### ENTRIES SUPPLIED
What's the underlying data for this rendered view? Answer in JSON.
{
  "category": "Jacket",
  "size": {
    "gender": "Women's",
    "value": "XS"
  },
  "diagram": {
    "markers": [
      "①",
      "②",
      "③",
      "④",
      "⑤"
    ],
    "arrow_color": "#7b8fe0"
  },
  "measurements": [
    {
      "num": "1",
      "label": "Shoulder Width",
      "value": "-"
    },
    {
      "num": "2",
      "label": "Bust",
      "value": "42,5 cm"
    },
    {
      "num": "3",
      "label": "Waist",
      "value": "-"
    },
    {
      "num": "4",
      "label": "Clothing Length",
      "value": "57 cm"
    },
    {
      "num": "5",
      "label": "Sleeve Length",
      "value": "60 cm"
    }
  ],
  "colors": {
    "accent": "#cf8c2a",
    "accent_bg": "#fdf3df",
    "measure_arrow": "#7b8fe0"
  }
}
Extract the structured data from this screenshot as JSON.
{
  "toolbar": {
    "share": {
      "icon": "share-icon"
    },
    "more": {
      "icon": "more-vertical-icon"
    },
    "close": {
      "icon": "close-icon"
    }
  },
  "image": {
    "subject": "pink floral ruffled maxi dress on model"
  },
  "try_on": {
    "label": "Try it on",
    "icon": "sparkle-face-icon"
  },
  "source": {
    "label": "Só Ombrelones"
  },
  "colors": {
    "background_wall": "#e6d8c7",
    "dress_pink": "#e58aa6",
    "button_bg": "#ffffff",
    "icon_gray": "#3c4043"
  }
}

### STATED PROBLEM
Above are the records; retype every one exactly.

### ANSWER TO THE EXERCISE
What's the underlying data for this rendered view? Answer in JSON.
{
  "category": "Jacket",
  "size": {
    "gender": "Women's",
    "value": "XS"
  },
  "diagram": {
    "markers": [
      "①",
      "②",
      "③",
      "④",
      "⑤"
    ],
    "arrow_color": "#7b8fe0"
  },
  "measurements": [
    {
      "num": "1",
      "label": "Shoulder Width",
      "value": "-"
    },
    {
      "num": "2",
      "label": "Bust",
      "value": "42,5 cm"
    },
    {
      "num": "3",
      "label": "Waist",
      "value": "-"
    },
    {
      "num": "4",
      "label": "Clothing Length",
      "value": "57 cm"
    },
    {
      "num": "5",
      "label": "Sleeve Length",
      "value": "60 cm"
    }
  ],
  "colors": {
    "accent": "#cf8c2a",
    "accent_bg": "#fdf3df",
    "measure_arrow": "#7b8fe0"
  }
}
Extract the structured data from this screenshot as JSON.
{
  "toolbar": {
    "share": {
      "icon": "share-icon"
    },
    "more": {
      "icon": "more-vertical-icon"
    },
    "close": {
      "icon": "close-icon"
    }
  },
  "image": {
    "subject": "pink floral ruffled maxi dress on model"
  },
  "try_on": {
    "label": "Try it on",
    "icon": "sparkle-face-icon"
  },
  "source": {
    "label": "Só Ombrelones"
  },
  "colors": {
    "background_wall": "#e6d8c7",
    "dress_pink": "#e58aa6",
    "button_bg": "#ffffff",
    "icon_gray": "#3c4043"
  }
}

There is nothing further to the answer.